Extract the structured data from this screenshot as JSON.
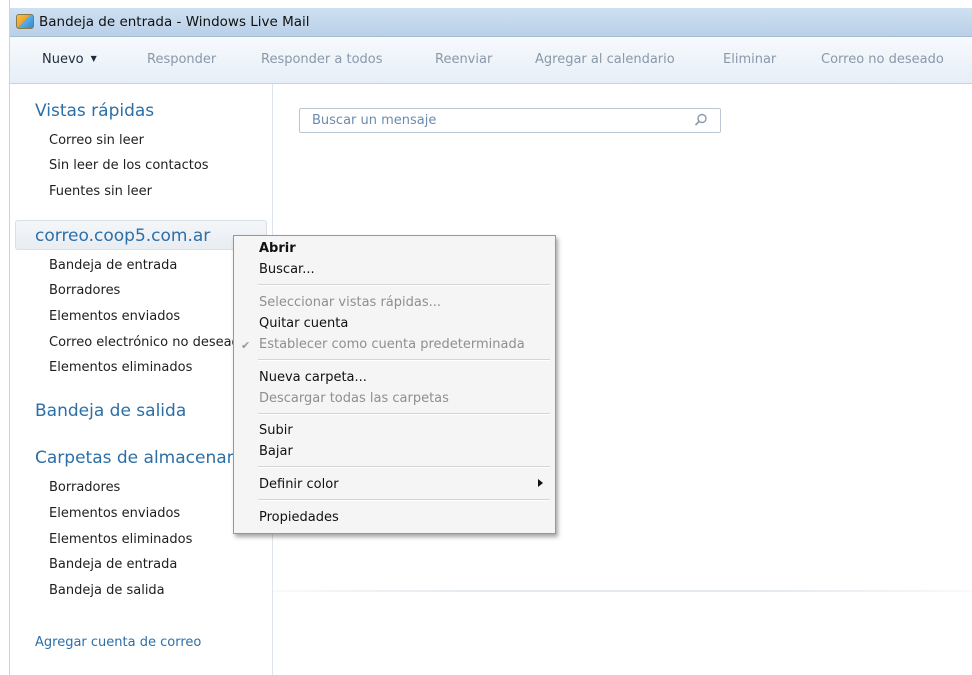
{
  "window": {
    "title": "Bandeja de entrada - Windows Live Mail"
  },
  "toolbar": {
    "items": [
      "Nuevo",
      "Responder",
      "Responder a todos",
      "Reenviar",
      "Agregar al calendario",
      "Eliminar",
      "Correo no deseado"
    ]
  },
  "sidebar": {
    "quick_views": {
      "title": "Vistas rápidas",
      "items": [
        "Correo sin leer",
        "Sin leer de los contactos",
        "Fuentes sin leer"
      ]
    },
    "account": {
      "name": "correo.coop5.com.ar",
      "folders": [
        "Bandeja de entrada",
        "Borradores",
        "Elementos enviados",
        "Correo electrónico no deseado",
        "Elementos eliminados"
      ]
    },
    "outbox": "Bandeja de salida",
    "storage": {
      "title": "Carpetas de almacenamiento",
      "items": [
        "Borradores",
        "Elementos enviados",
        "Elementos eliminados",
        "Bandeja de entrada",
        "Bandeja de salida"
      ]
    },
    "add_account": "Agregar cuenta de correo"
  },
  "search": {
    "placeholder": "Buscar un mensaje"
  },
  "context_menu": {
    "open": "Abrir",
    "find": "Buscar...",
    "select_quick_views": "Seleccionar vistas rápidas...",
    "remove_account": "Quitar cuenta",
    "set_default": "Establecer como cuenta predeterminada",
    "new_folder": "Nueva carpeta...",
    "download_all": "Descargar todas las carpetas",
    "move_up": "Subir",
    "move_down": "Bajar",
    "set_color": "Definir color",
    "properties": "Propiedades"
  },
  "colors": {
    "accent": "#2b6fa8",
    "titlebar": "#c4d8ee"
  }
}
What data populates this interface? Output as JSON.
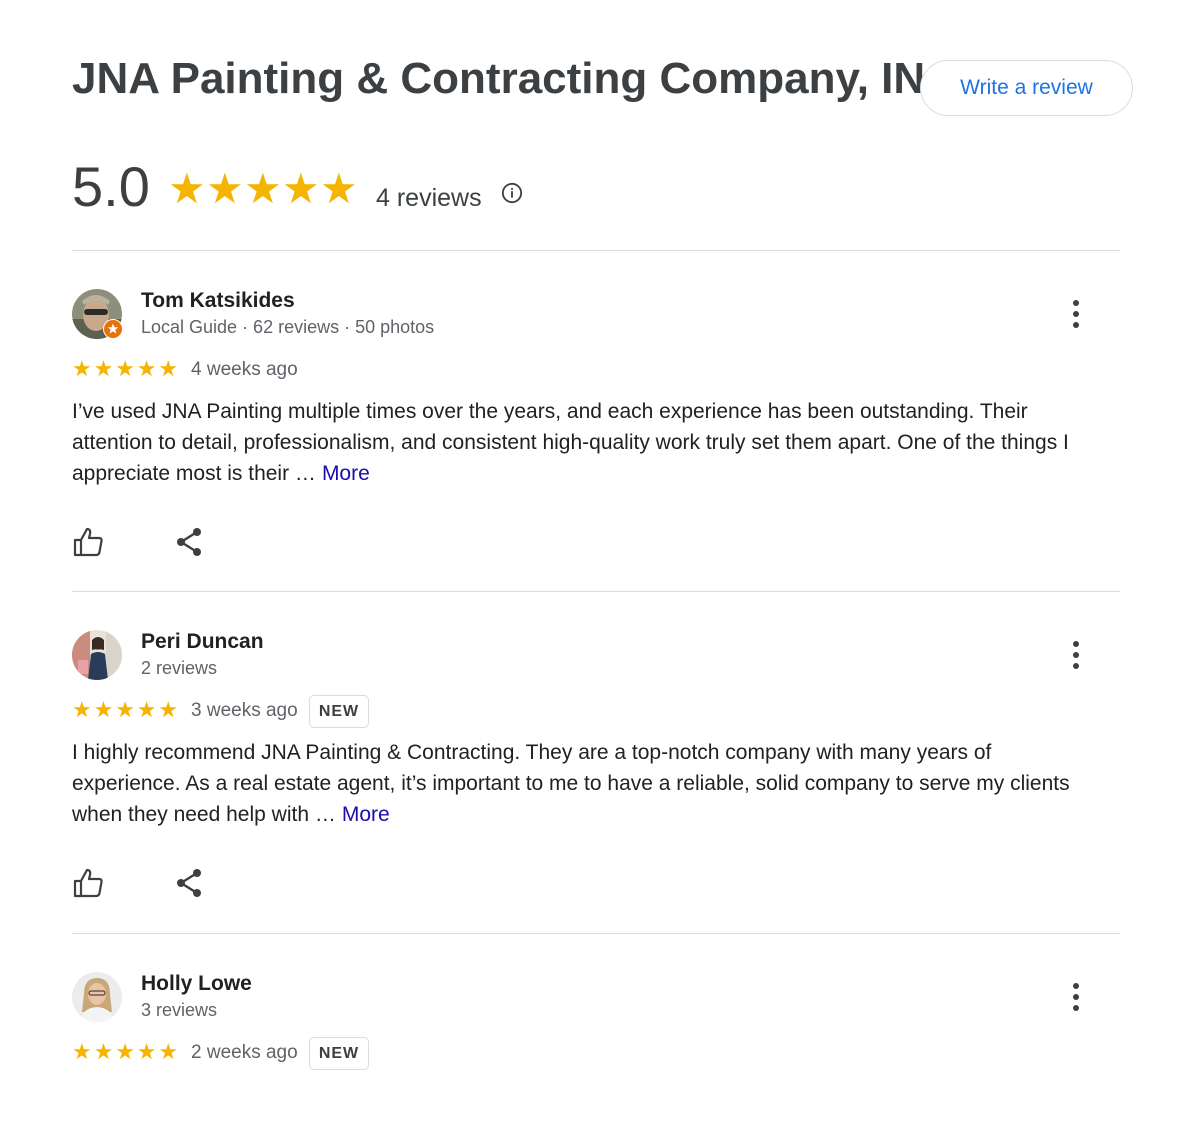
{
  "business": {
    "name": "JNA Painting & Contracting Company, INC",
    "write_review_label": "Write a review"
  },
  "summary": {
    "score": "5.0",
    "stars": 5,
    "review_count": "4 reviews",
    "star_color": "#f4b400"
  },
  "icons": {
    "info": "info-icon",
    "like": "thumbs-up-icon",
    "share": "share-icon",
    "menu": "more-vert-icon",
    "local_guide": "local-guide-badge-icon"
  },
  "reviews": [
    {
      "name": "Tom Katsikides",
      "meta": "Local Guide · 62 reviews · 50 photos",
      "rating": 5,
      "date": "4 weeks ago",
      "badge": "",
      "text": "I’ve used JNA Painting multiple times over the years, and each experience has been outstanding. Their attention to detail, professionalism, and consistent high-quality work truly set them apart. One of the things I appreciate most is their …",
      "more_label": "More"
    },
    {
      "name": "Peri Duncan",
      "meta": "2 reviews",
      "rating": 5,
      "date": "3 weeks ago",
      "badge": "NEW",
      "text": "I highly recommend JNA Painting & Contracting. They are a top-notch company with many years of experience. As a real estate agent, it’s important to me to have a reliable, solid company to serve my clients when they need help with …",
      "more_label": "More"
    },
    {
      "name": "Holly Lowe",
      "meta": "3 reviews",
      "rating": 5,
      "date": "2 weeks ago",
      "badge": "NEW"
    }
  ]
}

########

STATED TASK:
Copy each line of the records precisely and drop any images they hold.

RESULT:
Extract the structured data from this screenshot as JSON.
{
  "window": {
    "title": "Bandeja de entrada - Windows Live Mail"
  },
  "toolbar": {
    "items": [
      "Nuevo",
      "Responder",
      "Responder a todos",
      "Reenviar",
      "Agregar al calendario",
      "Eliminar",
      "Correo no deseado"
    ]
  },
  "sidebar": {
    "quick_views": {
      "title": "Vistas rápidas",
      "items": [
        "Correo sin leer",
        "Sin leer de los contactos",
        "Fuentes sin leer"
      ]
    },
    "account": {
      "name": "correo.coop5.com.ar",
      "folders": [
        "Bandeja de entrada",
        "Borradores",
        "Elementos enviados",
        "Correo electrónico no deseado",
        "Elementos eliminados"
      ]
    },
    "outbox": "Bandeja de salida",
    "storage": {
      "title": "Carpetas de almacenamiento",
      "items": [
        "Borradores",
        "Elementos enviados",
        "Elementos eliminados",
        "Bandeja de entrada",
        "Bandeja de salida"
      ]
    },
    "add_account": "Agregar cuenta de correo"
  },
  "search": {
    "placeholder": "Buscar un mensaje"
  },
  "context_menu": {
    "open": "Abrir",
    "find": "Buscar...",
    "select_quick_views": "Seleccionar vistas rápidas...",
    "remove_account": "Quitar cuenta",
    "set_default": "Establecer como cuenta predeterminada",
    "new_folder": "Nueva carpeta...",
    "download_all": "Descargar todas las carpetas",
    "move_up": "Subir",
    "move_down": "Bajar",
    "set_color": "Definir color",
    "properties": "Propiedades"
  },
  "colors": {
    "accent": "#2b6fa8",
    "titlebar": "#c4d8ee"
  }
}
What data populates this interface? Output as JSON.
{
  "business": {
    "name": "JNA Painting & Contracting Company, INC",
    "write_review_label": "Write a review"
  },
  "summary": {
    "score": "5.0",
    "stars": 5,
    "review_count": "4 reviews",
    "star_color": "#f4b400"
  },
  "icons": {
    "info": "info-icon",
    "like": "thumbs-up-icon",
    "share": "share-icon",
    "menu": "more-vert-icon",
    "local_guide": "local-guide-badge-icon"
  },
  "reviews": [
    {
      "name": "Tom Katsikides",
      "meta": "Local Guide · 62 reviews · 50 photos",
      "rating": 5,
      "date": "4 weeks ago",
      "badge": "",
      "text": "I’ve used JNA Painting multiple times over the years, and each experience has been outstanding. Their attention to detail, professionalism, and consistent high-quality work truly set them apart. One of the things I appreciate most is their …",
      "more_label": "More"
    },
    {
      "name": "Peri Duncan",
      "meta": "2 reviews",
      "rating": 5,
      "date": "3 weeks ago",
      "badge": "NEW",
      "text": "I highly recommend JNA Painting & Contracting. They are a top-notch company with many years of experience. As a real estate agent, it’s important to me to have a reliable, solid company to serve my clients when they need help with …",
      "more_label": "More"
    },
    {
      "name": "Holly Lowe",
      "meta": "3 reviews",
      "rating": 5,
      "date": "2 weeks ago",
      "badge": "NEW"
    }
  ]
}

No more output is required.